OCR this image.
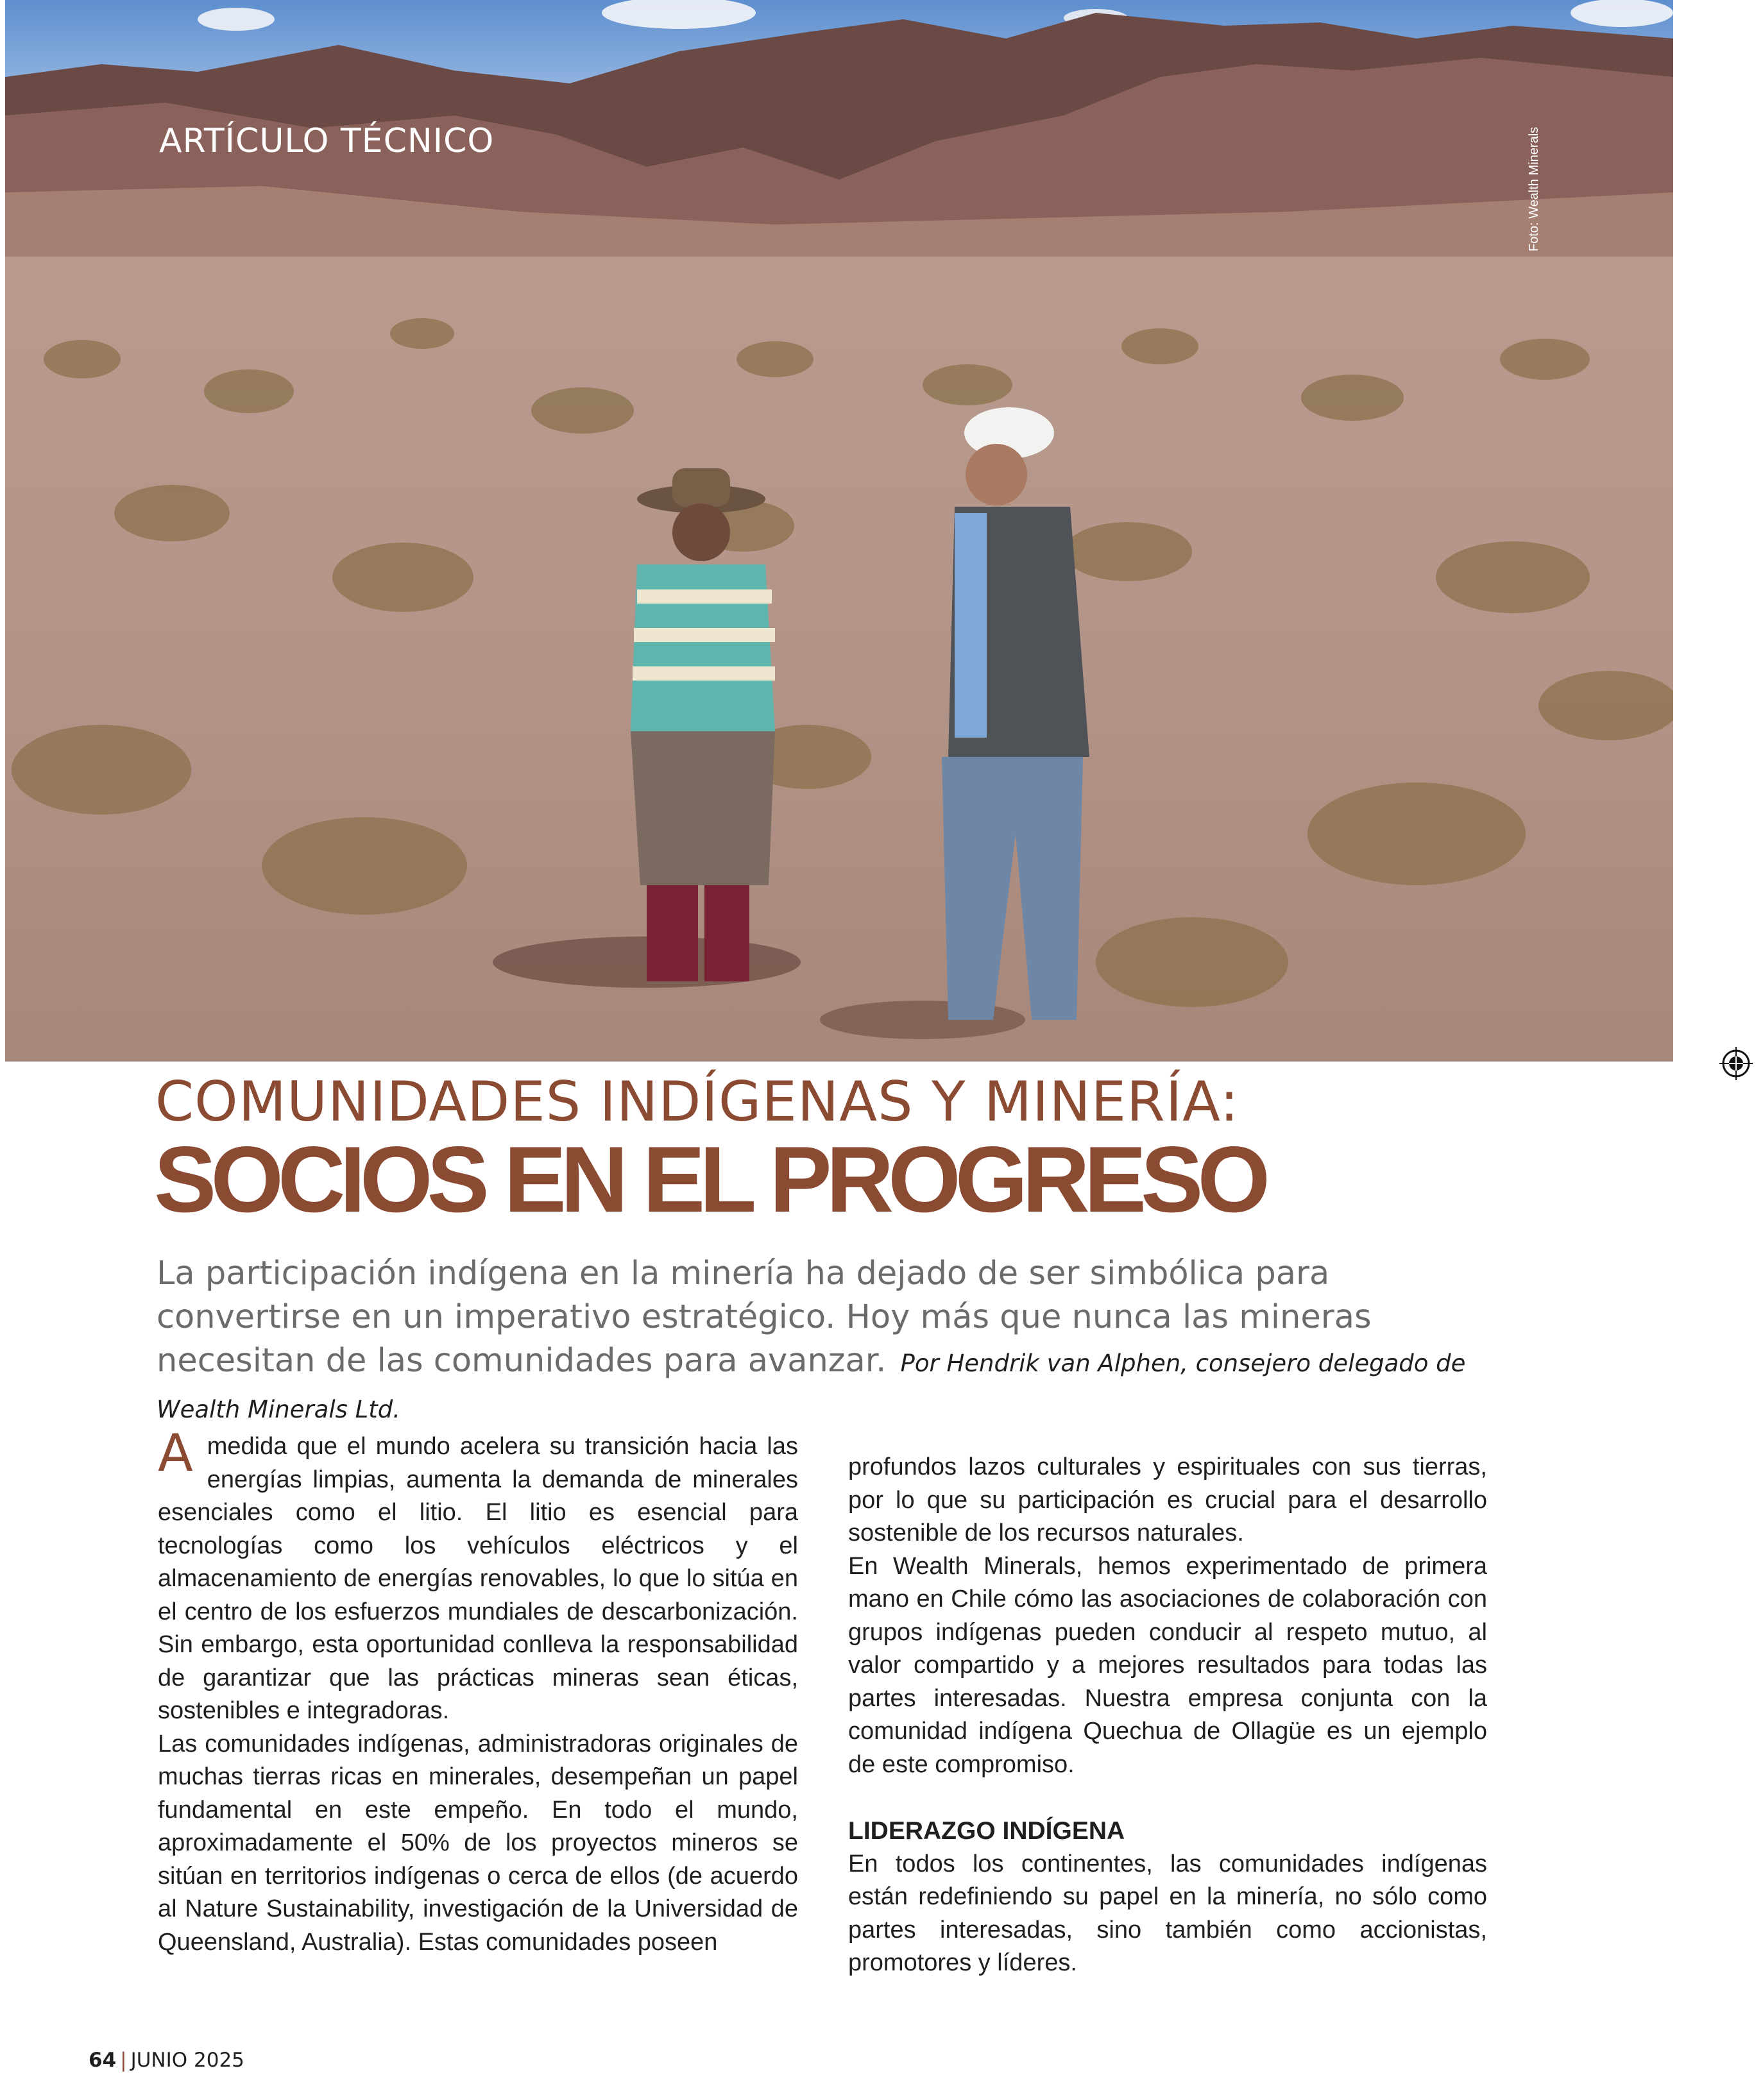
ARTÍCULO TÉCNICO	Foto: Wealth Minerals
COMUNIDADES INDÍGENAS Y MINERÍA:
SOCIOS EN EL PROGRESO
La participación indígena en la minería ha dejado de ser simbólica para convertirse en un imperativo estratégico. Hoy más que nunca las mineras necesitan de las comunidades para avanzar. Por Hendrik van Alphen, consejero delegado de Wealth Minerals Ltd.

Amedida que el mundo acelera su transición hacia las energías limpias, aumenta la demanda de minerales esenciales como el litio. El litio es esencial para tecnologías como los vehículos eléctricos y el almacenamiento de energías renovables, lo que lo sitúa en el centro de los esfuerzos mundiales de descarbonización. Sin embargo, esta oportunidad conlleva la responsabilidad de garantizar que las prácticas mineras sean éticas, sostenibles e integradoras.

Las comunidades indígenas, administradoras originales de muchas tierras ricas en minerales, desempeñan un papel fundamental en este empeño. En todo el mundo, aproximadamente el 50% de los proyectos mineros se sitúan en territorios indígenas o cerca de ellos (de acuerdo al Nature Sustainability, investigación de la Universidad de Queensland, Australia). Estas comunidades poseen

profundos lazos culturales y espirituales con sus tierras, por lo que su participación es crucial para el desarrollo sostenible de los recursos naturales.

En Wealth Minerals, hemos experimentado de primera mano en Chile cómo las asociaciones de colaboración con grupos indígenas pueden conducir al respeto mutuo, al valor compartido y a mejores resultados para todas las partes interesadas. Nuestra empresa conjunta con la comunidad indígena Quechua de Ollagüe es un ejemplo de este compromiso.

LIDERAZGO INDÍGENA

En todos los continentes, las comunidades indígenas están redefiniendo su papel en la minería, no sólo como partes interesadas, sino también como accionistas, promotores y líderes.

64 | JUNIO 2025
= = =
Extract the text of all the records above verbatim, excluding pictures.

* EXERCISE SOLUTION *
OCR this image.
ARTÍCULO TÉCNICO	Foto: Wealth Minerals
COMUNIDADES INDÍGENAS Y MINERÍA:
SOCIOS EN EL PROGRESO
La participación indígena en la minería ha dejado de ser simbólica para convertirse en un imperativo estratégico. Hoy más que nunca las mineras necesitan de las comunidades para avanzar. Por Hendrik van Alphen, consejero delegado de Wealth Minerals Ltd.

Amedida que el mundo acelera su transición hacia las energías limpias, aumenta la demanda de minerales esenciales como el litio. El litio es esencial para tecnologías como los vehículos eléctricos y el almacenamiento de energías renovables, lo que lo sitúa en el centro de los esfuerzos mundiales de descarbonización. Sin embargo, esta oportunidad conlleva la responsabilidad de garantizar que las prácticas mineras sean éticas, sostenibles e integradoras.

Las comunidades indígenas, administradoras originales de muchas tierras ricas en minerales, desempeñan un papel fundamental en este empeño. En todo el mundo, aproximadamente el 50% de los proyectos mineros se sitúan en territorios indígenas o cerca de ellos (de acuerdo al Nature Sustainability, investigación de la Universidad de Queensland, Australia). Estas comunidades poseen

profundos lazos culturales y espirituales con sus tierras, por lo que su participación es crucial para el desarrollo sostenible de los recursos naturales.

En Wealth Minerals, hemos experimentado de primera mano en Chile cómo las asociaciones de colaboración con grupos indígenas pueden conducir al respeto mutuo, al valor compartido y a mejores resultados para todas las partes interesadas. Nuestra empresa conjunta con la comunidad indígena Quechua de Ollagüe es un ejemplo de este compromiso.

LIDERAZGO INDÍGENA

En todos los continentes, las comunidades indígenas están redefiniendo su papel en la minería, no sólo como partes interesadas, sino también como accionistas, promotores y líderes.

64 | JUNIO 2025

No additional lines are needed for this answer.